_Do this:_ Please convert all of the data below into a Markdown table with the columns Row and Text, numbering each line and skipping blank lines. Leave the pictures out of the table.

_Records to process:_
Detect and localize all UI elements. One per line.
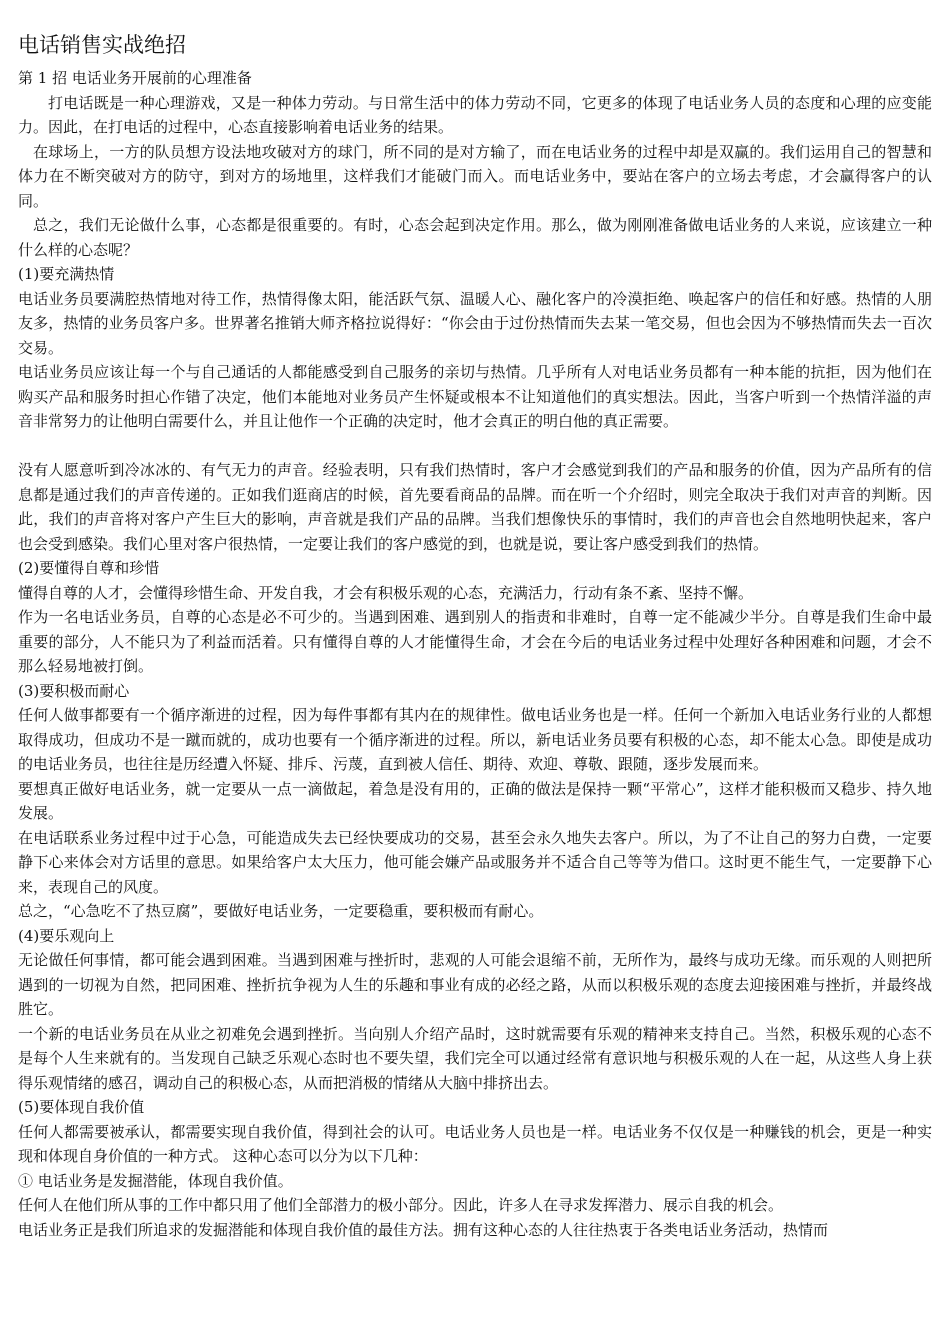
paragraph: 无论做任何事情，都可能会遇到困难。当遇到困难与挫折时，悲观的人可能会退缩不前，无所作为，最终与成功无缘。而乐观的人则把所遇到的一切视为自然，把同困难、挫折抗争视为人生的乐趣和事业有成的必经之路，从而以积极乐观的态度去迎接困难与挫折，并最终战胜它。	[18, 951, 932, 1018]
paragraph: 任何人在他们所从事的工作中都只用了他们全部潜力的极小部分。因此，许多人在寻求发挥潜力、展示自我的机会。	[18, 1196, 784, 1214]
paragraph: 电话业务正是我们所追求的发掘潜能和体现自我价值的最佳方法。拥有这种心态的人往往热衷于各类电话业务活动，热情而	[18, 1220, 829, 1239]
paragraph: 任何人都需要被承认，都需要实现自我价值，得到社会的认可。电话业务人员也是一样。电话业务不仅仅是一种赚钱的机会，更是一种实现和体现自身价值的一种方式。 这种心态可以分为以下几种：	[18, 1122, 932, 1165]
paragraph: 没有人愿意听到冷冰冰的、有气无力的声音。经验表明，只有我们热情时，客户才会感觉到我们的产品和服务的价值，因为产品所有的信息都是通过我们的声音传递的。正如我们逛商店的时候，首先要看商品的品牌。而在听一个介绍时，则完全取决于我们对声音的判断。因此，我们的声音将对客户产生巨大的影响，声音就是我们产品的品牌。当我们想像快乐的事情时，我们的声音也会自然地明快起来，客户也会受到感染。我们心里对客户很热情，一定要让我们的客户感觉的到，也就是说，要让客户感受到我们的热情。	[18, 461, 932, 553]
section-title: 第 1 招 电话业务开展前的心理准备	[18, 69, 252, 87]
subheading-self-respect: (2)要懂得自尊和珍惜	[18, 559, 160, 577]
paragraph: 在球场上，一方的队员想方设法地攻破对方的球门，所不同的是对方输了，而在电话业务的过程中却是双赢的。我们运用自己的智慧和体力在不断突破对方的防守，到对方的场地里，这样我们才能破门而入。而电话业务中，要站在客户的立场去考虑，才会赢得客户的认同。	[18, 142, 932, 210]
paragraph: 总之，我们无论做什么事，心态都是很重要的。有时，心态会起到决定作用。那么，做为刚刚准备做电话业务的人来说，应该建立一种什么样的心态呢？	[18, 216, 932, 259]
subheading-enthusiasm: (1)要充满热情	[18, 265, 115, 283]
subheading-self-value: (5)要体现自我价值	[18, 1098, 145, 1116]
paragraph: 要想真正做好电话业务，就一定要从一点一滴做起，着急是没有用的，正确的做法是保持一颗“平常心”，这样才能积极而又稳步、持久地发展。	[18, 779, 932, 822]
paragraph: 懂得自尊的人才，会懂得珍惜生命、开发自我，才会有积极乐观的心态，充满活力，行动有条不紊、坚持不懈。	[18, 583, 754, 602]
blank-line	[18, 434, 932, 459]
paragraph: 一个新的电话业务员在从业之初难免会遇到挫折。当向别人介绍产品时，这时就需要有乐观的精神来支持自己。当然，积极乐观的心态不是每个人生来就有的。当发现自己缺乏乐观心态时也不要失望，我们完全可以通过经常有意识地与积极乐观的人在一起，从这些人身上获得乐观情绪的感召，调动自己的积极心态，从而把消极的情绪从大脑中排挤出去。	[18, 1024, 932, 1092]
list-item: ① 电话业务是发掘潜能，体现自我价值。	[18, 1171, 293, 1190]
paragraph: 作为一名电话业务员，自尊的心态是必不可少的。当遇到困难、遇到别人的指责和非难时，自尊一定不能减少半分。自尊是我们生命中最重要的部分，人不能只为了利益而活着。只有懂得自尊的人才能懂得生命，才会在今后的电话业务过程中处理好各种困难和问题，才会不那么轻易地被打倒。	[18, 608, 932, 675]
paragraph: 在电话联系业务过程中过于心急，可能造成失去已经快要成功的交易，甚至会永久地失去客户。所以，为了不让自己的努力白费，一定要静下心来体会对方话里的意思。如果给客户太大压力，他可能会嫌产品或服务并不适合自己等等为借口。这时更不能生气，一定要静下心来，表现自己的风度。	[18, 828, 932, 896]
document-title: 电话销售实战绝招	[18, 33, 186, 57]
paragraph: 总之，“心急吃不了热豆腐”，要做好电话业务，一定要稳重，要积极而有耐心。	[18, 902, 544, 920]
paragraph: 任何人做事都要有一个循序渐进的过程，因为每件事都有其内在的规律性。做电话业务也是一样。任何一个新加入电话业务行业的人都想取得成功，但成功不是一蹴而就的，成功也要有一个循序渐进的过程。所以，新电话业务员要有积极的心态，却不能太心急。即使是成功的电话业务员，也往往是历经遭入怀疑、排斥、污蔑，直到被人信任、期待、欢迎、尊敬、跟随，逐步发展而来。	[18, 706, 932, 773]
paragraph: 打电话既是一种心理游戏，又是一种体力劳动。与日常生活中的体力劳动不同，它更多的体现了电话业务人员的态度和心理的应变能力。因此，在打电话的过程中，心态直接影响着电话业务的结果。	[18, 93, 932, 136]
subheading-patience: (3)要积极而耐心	[18, 681, 130, 700]
subheading-optimism: (4)要乐观向上	[18, 926, 115, 945]
paragraph: 电话业务员应该让每一个与自己通话的人都能感受到自己服务的亲切与热情。几乎所有人对电话业务员都有一种本能的抗拒，因为他们在购买产品和服务时担心作错了决定，他们本能地对业务员产生怀疑或根本不让知道他们的真实想法。因此，当客户听到一个热情洋溢的声音非常努力的让他明白需要什么，并且让他作一个正确的决定时，他才会真正的明白他的真正需要。	[18, 363, 932, 430]
paragraph: 电话业务员要满腔热情地对待工作，热情得像太阳，能活跃气氛、温暖人心、融化客户的冷漠拒绝、唤起客户的信任和好感。热情的人朋友多，热情的业务员客户多。世界著名推销大师齐格拉说得好：“你会由于过份热情而失去某一笔交易，但也会因为不够热情而失去一百次交易。	[18, 289, 932, 357]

_Result for this exercise:_
| Row | Text |
|---|---|
| 1 | Detect and localize all UI elements. One per line. |
| 2 | paragraph: 无论做任何事情，都可能会遇到困难。当遇到困难与挫折时，悲观的人可能会退缩不前，无所作为，最终与成功无缘。而乐观的人则把所遇到的一切视为自然，把同困难、挫折抗争视为人生的乐趣和事业有成的必经之路，从而以积极乐观的态度去迎接困难与挫折，并最终战胜它。	[18, 951, 932, 1018] |
| 3 | paragraph: 任何人在他们所从事的工作中都只用了他们全部潜力的极小部分。因此，许多人在寻求发挥潜力、展示自我的机会。	[18, 1196, 784, 1214] |
| 4 | paragraph: 电话业务正是我们所追求的发掘潜能和体现自我价值的最佳方法。拥有这种心态的人往往热衷于各类电话业务活动，热情而	[18, 1220, 829, 1239] |
| 5 | paragraph: 任何人都需要被承认，都需要实现自我价值，得到社会的认可。电话业务人员也是一样。电话业务不仅仅是一种赚钱的机会，更是一种实现和体现自身价值的一种方式。 这种心态可以分为以下几种：	[18, 1122, 932, 1165] |
| 6 | paragraph: 没有人愿意听到冷冰冰的、有气无力的声音。经验表明，只有我们热情时，客户才会感觉到我们的产品和服务的价值，因为产品所有的信息都是通过我们的声音传递的。正如我们逛商店的时候，首先要看商品的品牌。而在听一个介绍时，则完全取决于我们对声音的判断。因此，我们的声音将对客户产生巨大的影响，声音就是我们产品的品牌。当我们想像快乐的事情时，我们的声音也会自然地明快起来，客户也会受到感染。我们心里对客户很热情，一定要让我们的客户感觉的到，也就是说，要让客户感受到我们的热情。	[18, 461, 932, 553] |
| 7 | section-title: 第 1 招 电话业务开展前的心理准备	[18, 69, 252, 87] |
| 8 | subheading-self-respect: (2)要懂得自尊和珍惜	[18, 559, 160, 577] |
| 9 | paragraph: 在球场上，一方的队员想方设法地攻破对方的球门，所不同的是对方输了，而在电话业务的过程中却是双赢的。我们运用自己的智慧和体力在不断突破对方的防守，到对方的场地里，这样我们才能破门而入。而电话业务中，要站在客户的立场去考虑，才会赢得客户的认同。	[18, 142, 932, 210] |
| 10 | paragraph: 总之，我们无论做什么事，心态都是很重要的。有时，心态会起到决定作用。那么，做为刚刚准备做电话业务的人来说，应该建立一种什么样的心态呢？	[18, 216, 932, 259] |
| 11 | subheading-enthusiasm: (1)要充满热情	[18, 265, 115, 283] |
| 12 | subheading-self-value: (5)要体现自我价值	[18, 1098, 145, 1116] |
| 13 | paragraph: 要想真正做好电话业务，就一定要从一点一滴做起，着急是没有用的，正确的做法是保持一颗“平常心”，这样才能积极而又稳步、持久地发展。	[18, 779, 932, 822] |
| 14 | paragraph: 懂得自尊的人才，会懂得珍惜生命、开发自我，才会有积极乐观的心态，充满活力，行动有条不紊、坚持不懈。	[18, 583, 754, 602] |
| 15 | blank-line	[18, 434, 932, 459] |
| 16 | paragraph: 一个新的电话业务员在从业之初难免会遇到挫折。当向别人介绍产品时，这时就需要有乐观的精神来支持自己。当然，积极乐观的心态不是每个人生来就有的。当发现自己缺乏乐观心态时也不要失望，我们完全可以通过经常有意识地与积极乐观的人在一起，从这些人身上获得乐观情绪的感召，调动自己的积极心态，从而把消极的情绪从大脑中排挤出去。	[18, 1024, 932, 1092] |
| 17 | list-item: ① 电话业务是发掘潜能，体现自我价值。	[18, 1171, 293, 1190] |
| 18 | paragraph: 作为一名电话业务员，自尊的心态是必不可少的。当遇到困难、遇到别人的指责和非难时，自尊一定不能减少半分。自尊是我们生命中最重要的部分，人不能只为了利益而活着。只有懂得自尊的人才能懂得生命，才会在今后的电话业务过程中处理好各种困难和问题，才会不那么轻易地被打倒。	[18, 608, 932, 675] |
| 19 | paragraph: 在电话联系业务过程中过于心急，可能造成失去已经快要成功的交易，甚至会永久地失去客户。所以，为了不让自己的努力白费，一定要静下心来体会对方话里的意思。如果给客户太大压力，他可能会嫌产品或服务并不适合自己等等为借口。这时更不能生气，一定要静下心来，表现自己的风度。	[18, 828, 932, 896] |
| 20 | document-title: 电话销售实战绝招	[18, 33, 186, 57] |
| 21 | paragraph: 总之，“心急吃不了热豆腐”，要做好电话业务，一定要稳重，要积极而有耐心。	[18, 902, 544, 920] |
| 22 | paragraph: 任何人做事都要有一个循序渐进的过程，因为每件事都有其内在的规律性。做电话业务也是一样。任何一个新加入电话业务行业的人都想取得成功，但成功不是一蹴而就的，成功也要有一个循序渐进的过程。所以，新电话业务员要有积极的心态，却不能太心急。即使是成功的电话业务员，也往往是历经遭入怀疑、排斥、污蔑，直到被人信任、期待、欢迎、尊敬、跟随，逐步发展而来。	[18, 706, 932, 773] |
| 23 | paragraph: 打电话既是一种心理游戏，又是一种体力劳动。与日常生活中的体力劳动不同，它更多的体现了电话业务人员的态度和心理的应变能力。因此，在打电话的过程中，心态直接影响着电话业务的结果。	[18, 93, 932, 136] |
| 24 | subheading-patience: (3)要积极而耐心	[18, 681, 130, 700] |
| 25 | subheading-optimism: (4)要乐观向上	[18, 926, 115, 945] |
| 26 | paragraph: 电话业务员应该让每一个与自己通话的人都能感受到自己服务的亲切与热情。几乎所有人对电话业务员都有一种本能的抗拒，因为他们在购买产品和服务时担心作错了决定，他们本能地对业务员产生怀疑或根本不让知道他们的真实想法。因此，当客户听到一个热情洋溢的声音非常努力的让他明白需要什么，并且让他作一个正确的决定时，他才会真正的明白他的真正需要。	[18, 363, 932, 430] |
| 27 | paragraph: 电话业务员要满腔热情地对待工作，热情得像太阳，能活跃气氛、温暖人心、融化客户的冷漠拒绝、唤起客户的信任和好感。热情的人朋友多，热情的业务员客户多。世界著名推销大师齐格拉说得好：“你会由于过份热情而失去某一笔交易，但也会因为不够热情而失去一百次交易。	[18, 289, 932, 357] |